**MATERIAL SUPPLIED**

================================

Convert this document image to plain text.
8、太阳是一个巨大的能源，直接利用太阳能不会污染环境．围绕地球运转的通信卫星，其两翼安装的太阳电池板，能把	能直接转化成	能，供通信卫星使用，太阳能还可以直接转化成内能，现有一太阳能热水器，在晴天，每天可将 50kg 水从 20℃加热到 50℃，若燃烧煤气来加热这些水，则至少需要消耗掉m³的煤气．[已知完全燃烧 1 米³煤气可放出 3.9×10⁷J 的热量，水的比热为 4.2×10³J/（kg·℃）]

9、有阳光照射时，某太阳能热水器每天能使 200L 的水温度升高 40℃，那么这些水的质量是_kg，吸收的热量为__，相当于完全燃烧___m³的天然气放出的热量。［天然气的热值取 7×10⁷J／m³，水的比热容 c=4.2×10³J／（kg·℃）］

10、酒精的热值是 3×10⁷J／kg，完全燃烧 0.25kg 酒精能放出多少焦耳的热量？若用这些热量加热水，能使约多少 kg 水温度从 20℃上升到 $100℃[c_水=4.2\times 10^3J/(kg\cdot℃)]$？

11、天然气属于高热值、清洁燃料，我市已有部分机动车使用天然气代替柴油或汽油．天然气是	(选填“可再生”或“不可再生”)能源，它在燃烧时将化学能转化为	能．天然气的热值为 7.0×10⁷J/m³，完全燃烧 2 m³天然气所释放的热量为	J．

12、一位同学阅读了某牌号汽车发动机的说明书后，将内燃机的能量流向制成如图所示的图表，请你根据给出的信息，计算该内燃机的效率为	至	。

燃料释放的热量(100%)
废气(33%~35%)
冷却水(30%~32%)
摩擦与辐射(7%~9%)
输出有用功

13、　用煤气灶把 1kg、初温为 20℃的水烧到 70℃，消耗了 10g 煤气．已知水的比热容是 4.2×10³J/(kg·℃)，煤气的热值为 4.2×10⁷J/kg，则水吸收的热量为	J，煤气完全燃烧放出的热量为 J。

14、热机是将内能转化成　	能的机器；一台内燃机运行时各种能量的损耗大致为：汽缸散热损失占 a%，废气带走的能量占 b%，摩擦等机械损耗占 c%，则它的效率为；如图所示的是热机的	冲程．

================================

**WHAT YOU ARE ASKED TO DO**
Go through the listing and print each line exactly as it appears.

**FINISHED TASK**
Convert this document image to plain text.
8、太阳是一个巨大的能源，直接利用太阳能不会污染环境．围绕地球运转的通信卫星，其两翼安装的太阳电池板，能把	能直接转化成	能，供通信卫星使用，太阳能还可以直接转化成内能，现有一太阳能热水器，在晴天，每天可将 50kg 水从 20℃加热到 50℃，若燃烧煤气来加热这些水，则至少需要消耗掉m³的煤气．[已知完全燃烧 1 米³煤气可放出 3.9×10⁷J 的热量，水的比热为 4.2×10³J/（kg·℃）]

9、有阳光照射时，某太阳能热水器每天能使 200L 的水温度升高 40℃，那么这些水的质量是_kg，吸收的热量为__，相当于完全燃烧___m³的天然气放出的热量。［天然气的热值取 7×10⁷J／m³，水的比热容 c=4.2×10³J／（kg·℃）］

10、酒精的热值是 3×10⁷J／kg，完全燃烧 0.25kg 酒精能放出多少焦耳的热量？若用这些热量加热水，能使约多少 kg 水温度从 20℃上升到 $100℃[c_水=4.2\times 10^3J/(kg\cdot℃)]$？

11、天然气属于高热值、清洁燃料，我市已有部分机动车使用天然气代替柴油或汽油．天然气是	(选填“可再生”或“不可再生”)能源，它在燃烧时将化学能转化为	能．天然气的热值为 7.0×10⁷J/m³，完全燃烧 2 m³天然气所释放的热量为	J．

12、一位同学阅读了某牌号汽车发动机的说明书后，将内燃机的能量流向制成如图所示的图表，请你根据给出的信息，计算该内燃机的效率为	至	。

燃料释放的热量(100%)
废气(33%~35%)
冷却水(30%~32%)
摩擦与辐射(7%~9%)
输出有用功

13、　用煤气灶把 1kg、初温为 20℃的水烧到 70℃，消耗了 10g 煤气．已知水的比热容是 4.2×10³J/(kg·℃)，煤气的热值为 4.2×10⁷J/kg，则水吸收的热量为	J，煤气完全燃烧放出的热量为 J。

14、热机是将内能转化成　	能的机器；一台内燃机运行时各种能量的损耗大致为：汽缸散热损失占 a%，废气带走的能量占 b%，摩擦等机械损耗占 c%，则它的效率为；如图所示的是热机的	冲程．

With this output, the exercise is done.